WORK INSTRUCTIONS –
Give only the number of lines in the data that contain the word "structure".

----- DATA EXTRACT

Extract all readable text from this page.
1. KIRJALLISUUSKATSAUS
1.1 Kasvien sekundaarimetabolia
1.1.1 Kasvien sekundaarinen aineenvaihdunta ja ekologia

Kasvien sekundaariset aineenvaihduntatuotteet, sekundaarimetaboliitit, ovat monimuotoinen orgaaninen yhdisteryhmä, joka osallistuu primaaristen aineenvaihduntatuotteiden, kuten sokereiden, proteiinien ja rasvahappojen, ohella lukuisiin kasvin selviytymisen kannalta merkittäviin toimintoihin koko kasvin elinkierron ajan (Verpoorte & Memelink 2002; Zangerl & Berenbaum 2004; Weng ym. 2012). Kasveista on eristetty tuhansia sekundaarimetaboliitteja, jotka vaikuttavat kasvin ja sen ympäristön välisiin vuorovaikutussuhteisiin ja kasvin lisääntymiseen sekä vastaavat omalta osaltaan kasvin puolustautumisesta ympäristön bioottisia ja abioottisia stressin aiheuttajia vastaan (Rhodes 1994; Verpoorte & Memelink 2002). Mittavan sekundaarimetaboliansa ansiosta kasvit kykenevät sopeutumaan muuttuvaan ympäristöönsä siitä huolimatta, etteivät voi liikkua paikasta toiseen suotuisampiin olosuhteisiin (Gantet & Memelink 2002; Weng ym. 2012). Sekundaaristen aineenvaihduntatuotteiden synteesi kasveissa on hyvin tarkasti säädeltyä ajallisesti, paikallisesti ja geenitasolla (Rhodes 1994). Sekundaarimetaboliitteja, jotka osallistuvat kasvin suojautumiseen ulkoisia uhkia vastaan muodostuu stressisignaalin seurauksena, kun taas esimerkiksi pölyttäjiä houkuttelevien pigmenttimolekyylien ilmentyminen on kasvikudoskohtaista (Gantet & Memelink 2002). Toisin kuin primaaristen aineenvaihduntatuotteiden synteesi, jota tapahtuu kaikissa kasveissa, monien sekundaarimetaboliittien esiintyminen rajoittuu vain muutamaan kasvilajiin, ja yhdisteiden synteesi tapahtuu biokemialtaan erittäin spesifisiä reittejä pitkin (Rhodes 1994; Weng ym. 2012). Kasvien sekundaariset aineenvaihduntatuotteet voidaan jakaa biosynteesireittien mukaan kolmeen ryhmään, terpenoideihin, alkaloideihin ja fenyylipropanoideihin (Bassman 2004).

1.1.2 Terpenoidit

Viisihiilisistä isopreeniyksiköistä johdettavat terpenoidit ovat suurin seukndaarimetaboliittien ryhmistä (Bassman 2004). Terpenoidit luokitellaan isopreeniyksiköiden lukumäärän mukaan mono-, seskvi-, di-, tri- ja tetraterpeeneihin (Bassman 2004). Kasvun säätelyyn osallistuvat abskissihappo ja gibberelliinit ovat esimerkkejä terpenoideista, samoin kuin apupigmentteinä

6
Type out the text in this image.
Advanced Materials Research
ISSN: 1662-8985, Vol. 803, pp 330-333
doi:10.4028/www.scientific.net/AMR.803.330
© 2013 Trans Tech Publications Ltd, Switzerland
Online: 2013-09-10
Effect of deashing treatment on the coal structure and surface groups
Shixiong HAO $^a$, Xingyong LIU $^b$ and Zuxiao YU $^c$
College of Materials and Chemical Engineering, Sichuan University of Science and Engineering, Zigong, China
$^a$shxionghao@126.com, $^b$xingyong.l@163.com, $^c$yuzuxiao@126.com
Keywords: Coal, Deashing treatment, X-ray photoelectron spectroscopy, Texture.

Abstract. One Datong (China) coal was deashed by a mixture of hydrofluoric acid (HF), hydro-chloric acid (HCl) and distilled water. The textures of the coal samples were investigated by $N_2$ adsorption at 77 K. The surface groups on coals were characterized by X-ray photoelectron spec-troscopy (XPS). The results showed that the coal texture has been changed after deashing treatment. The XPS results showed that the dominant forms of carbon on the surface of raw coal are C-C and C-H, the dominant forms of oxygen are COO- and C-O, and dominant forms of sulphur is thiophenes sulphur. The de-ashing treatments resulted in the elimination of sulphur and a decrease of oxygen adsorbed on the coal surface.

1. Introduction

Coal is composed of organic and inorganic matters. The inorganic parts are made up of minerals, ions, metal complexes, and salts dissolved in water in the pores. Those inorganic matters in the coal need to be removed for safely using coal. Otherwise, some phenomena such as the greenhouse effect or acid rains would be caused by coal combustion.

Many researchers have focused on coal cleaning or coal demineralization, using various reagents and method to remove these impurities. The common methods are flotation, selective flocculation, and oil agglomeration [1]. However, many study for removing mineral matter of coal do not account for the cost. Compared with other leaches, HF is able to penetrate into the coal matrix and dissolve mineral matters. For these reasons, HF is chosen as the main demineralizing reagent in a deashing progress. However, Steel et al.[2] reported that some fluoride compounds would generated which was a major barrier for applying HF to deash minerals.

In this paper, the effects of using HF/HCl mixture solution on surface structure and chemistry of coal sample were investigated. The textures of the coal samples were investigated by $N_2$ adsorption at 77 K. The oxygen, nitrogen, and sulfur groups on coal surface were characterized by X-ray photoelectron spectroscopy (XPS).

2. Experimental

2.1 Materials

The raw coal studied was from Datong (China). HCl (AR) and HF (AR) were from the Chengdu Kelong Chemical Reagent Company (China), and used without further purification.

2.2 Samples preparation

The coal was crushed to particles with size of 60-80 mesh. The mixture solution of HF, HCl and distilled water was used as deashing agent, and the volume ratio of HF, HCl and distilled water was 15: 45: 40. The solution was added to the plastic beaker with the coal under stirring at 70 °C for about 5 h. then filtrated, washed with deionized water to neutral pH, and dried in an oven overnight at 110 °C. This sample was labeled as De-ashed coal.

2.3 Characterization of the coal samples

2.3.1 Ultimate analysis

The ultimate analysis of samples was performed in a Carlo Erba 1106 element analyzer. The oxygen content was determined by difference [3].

----------

WRITTEN RESPONSE –
2